* BEGIN Provided information *
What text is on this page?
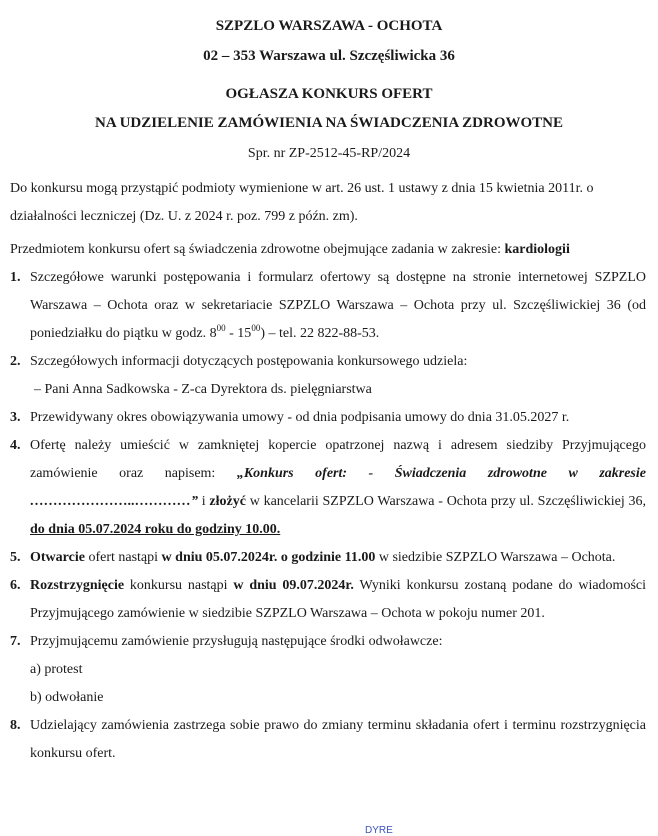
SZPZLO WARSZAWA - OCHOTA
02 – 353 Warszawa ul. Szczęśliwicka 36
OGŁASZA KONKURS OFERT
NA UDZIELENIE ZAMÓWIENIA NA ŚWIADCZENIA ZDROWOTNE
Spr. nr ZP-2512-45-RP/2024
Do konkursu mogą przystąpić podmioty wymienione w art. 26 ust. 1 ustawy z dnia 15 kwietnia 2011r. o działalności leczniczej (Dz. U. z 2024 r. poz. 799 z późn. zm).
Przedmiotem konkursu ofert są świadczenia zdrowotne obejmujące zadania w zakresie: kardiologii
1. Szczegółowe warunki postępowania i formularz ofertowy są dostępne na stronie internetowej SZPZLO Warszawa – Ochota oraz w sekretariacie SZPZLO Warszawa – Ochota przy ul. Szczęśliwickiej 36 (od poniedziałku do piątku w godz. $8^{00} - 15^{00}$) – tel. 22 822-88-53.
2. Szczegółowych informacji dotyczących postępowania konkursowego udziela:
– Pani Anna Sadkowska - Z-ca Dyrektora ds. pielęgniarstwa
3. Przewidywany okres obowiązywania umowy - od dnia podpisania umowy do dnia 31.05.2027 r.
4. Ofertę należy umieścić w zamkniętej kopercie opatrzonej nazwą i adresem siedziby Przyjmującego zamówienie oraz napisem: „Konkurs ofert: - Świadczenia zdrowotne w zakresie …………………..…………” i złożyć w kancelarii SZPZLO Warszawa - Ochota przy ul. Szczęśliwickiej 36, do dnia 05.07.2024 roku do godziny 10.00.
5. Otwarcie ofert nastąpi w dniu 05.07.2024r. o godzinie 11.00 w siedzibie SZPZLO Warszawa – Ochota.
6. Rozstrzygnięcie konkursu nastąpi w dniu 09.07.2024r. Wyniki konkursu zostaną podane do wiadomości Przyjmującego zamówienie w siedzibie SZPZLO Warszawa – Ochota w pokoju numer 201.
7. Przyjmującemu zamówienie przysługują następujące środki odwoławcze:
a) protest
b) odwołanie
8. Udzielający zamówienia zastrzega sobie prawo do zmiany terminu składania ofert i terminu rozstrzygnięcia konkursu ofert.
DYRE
* END Provided information *
• Task to carry out: Going through the entries above, tally each line that has the word "zakresie". Answer with the number only.

• Written reply: 2